**Exercise aim**
Copy out all the records, word for word.

**Data section**
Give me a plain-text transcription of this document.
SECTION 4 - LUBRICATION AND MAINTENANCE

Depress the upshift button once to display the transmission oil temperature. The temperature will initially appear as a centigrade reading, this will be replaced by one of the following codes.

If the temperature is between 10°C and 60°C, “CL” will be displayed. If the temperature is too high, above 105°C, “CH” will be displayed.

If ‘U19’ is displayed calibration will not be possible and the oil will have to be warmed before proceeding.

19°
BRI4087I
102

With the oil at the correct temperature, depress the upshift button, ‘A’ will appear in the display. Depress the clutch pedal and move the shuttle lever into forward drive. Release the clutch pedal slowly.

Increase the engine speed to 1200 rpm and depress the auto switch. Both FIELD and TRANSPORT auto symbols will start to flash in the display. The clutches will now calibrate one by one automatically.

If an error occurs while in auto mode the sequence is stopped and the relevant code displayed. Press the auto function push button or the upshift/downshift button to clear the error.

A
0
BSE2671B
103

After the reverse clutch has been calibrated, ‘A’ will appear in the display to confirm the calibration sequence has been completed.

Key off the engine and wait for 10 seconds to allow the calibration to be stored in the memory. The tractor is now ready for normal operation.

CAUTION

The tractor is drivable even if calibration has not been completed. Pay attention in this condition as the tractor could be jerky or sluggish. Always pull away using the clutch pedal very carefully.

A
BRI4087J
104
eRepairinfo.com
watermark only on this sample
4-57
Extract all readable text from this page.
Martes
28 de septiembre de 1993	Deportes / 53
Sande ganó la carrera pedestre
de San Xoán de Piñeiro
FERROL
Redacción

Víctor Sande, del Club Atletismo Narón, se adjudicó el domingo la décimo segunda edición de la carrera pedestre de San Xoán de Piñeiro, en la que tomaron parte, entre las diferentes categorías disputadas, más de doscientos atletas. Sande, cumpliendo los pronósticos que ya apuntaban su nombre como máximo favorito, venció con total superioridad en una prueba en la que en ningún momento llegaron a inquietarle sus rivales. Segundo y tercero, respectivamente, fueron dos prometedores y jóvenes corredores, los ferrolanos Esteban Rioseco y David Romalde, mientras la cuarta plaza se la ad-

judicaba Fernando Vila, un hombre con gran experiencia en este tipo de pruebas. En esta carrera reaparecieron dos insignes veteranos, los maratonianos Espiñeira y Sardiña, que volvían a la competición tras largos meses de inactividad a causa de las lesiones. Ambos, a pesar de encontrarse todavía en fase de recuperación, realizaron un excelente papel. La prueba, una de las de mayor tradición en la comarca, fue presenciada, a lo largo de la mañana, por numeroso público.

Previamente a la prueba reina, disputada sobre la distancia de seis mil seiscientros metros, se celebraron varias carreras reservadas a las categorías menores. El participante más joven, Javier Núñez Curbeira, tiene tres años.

**Reply to the exercise**
Give me a plain-text transcription of this document.
SECTION 4 - LUBRICATION AND MAINTENANCE

Depress the upshift button once to display the transmission oil temperature. The temperature will initially appear as a centigrade reading, this will be replaced by one of the following codes.

If the temperature is between 10°C and 60°C, “CL” will be displayed. If the temperature is too high, above 105°C, “CH” will be displayed.

If ‘U19’ is displayed calibration will not be possible and the oil will have to be warmed before proceeding.

19°
BRI4087I
102

With the oil at the correct temperature, depress the upshift button, ‘A’ will appear in the display. Depress the clutch pedal and move the shuttle lever into forward drive. Release the clutch pedal slowly.

Increase the engine speed to 1200 rpm and depress the auto switch. Both FIELD and TRANSPORT auto symbols will start to flash in the display. The clutches will now calibrate one by one automatically.

If an error occurs while in auto mode the sequence is stopped and the relevant code displayed. Press the auto function push button or the upshift/downshift button to clear the error.

A
0
BSE2671B
103

After the reverse clutch has been calibrated, ‘A’ will appear in the display to confirm the calibration sequence has been completed.

Key off the engine and wait for 10 seconds to allow the calibration to be stored in the memory. The tractor is now ready for normal operation.

CAUTION

The tractor is drivable even if calibration has not been completed. Pay attention in this condition as the tractor could be jerky or sluggish. Always pull away using the clutch pedal very carefully.

A
BRI4087J
104
eRepairinfo.com
watermark only on this sample
4-57
Extract all readable text from this page.
Martes
28 de septiembre de 1993	Deportes / 53
Sande ganó la carrera pedestre
de San Xoán de Piñeiro
FERROL
Redacción

Víctor Sande, del Club Atletismo Narón, se adjudicó el domingo la décimo segunda edición de la carrera pedestre de San Xoán de Piñeiro, en la que tomaron parte, entre las diferentes categorías disputadas, más de doscientos atletas. Sande, cumpliendo los pronósticos que ya apuntaban su nombre como máximo favorito, venció con total superioridad en una prueba en la que en ningún momento llegaron a inquietarle sus rivales. Segundo y tercero, respectivamente, fueron dos prometedores y jóvenes corredores, los ferrolanos Esteban Rioseco y David Romalde, mientras la cuarta plaza se la ad-

judicaba Fernando Vila, un hombre con gran experiencia en este tipo de pruebas. En esta carrera reaparecieron dos insignes veteranos, los maratonianos Espiñeira y Sardiña, que volvían a la competición tras largos meses de inactividad a causa de las lesiones. Ambos, a pesar de encontrarse todavía en fase de recuperación, realizaron un excelente papel. La prueba, una de las de mayor tradición en la comarca, fue presenciada, a lo largo de la mañana, por numeroso público.

Previamente a la prueba reina, disputada sobre la distancia de seis mil seiscientros metros, se celebraron varias carreras reservadas a las categorías menores. El participante más joven, Javier Núñez Curbeira, tiene tres años.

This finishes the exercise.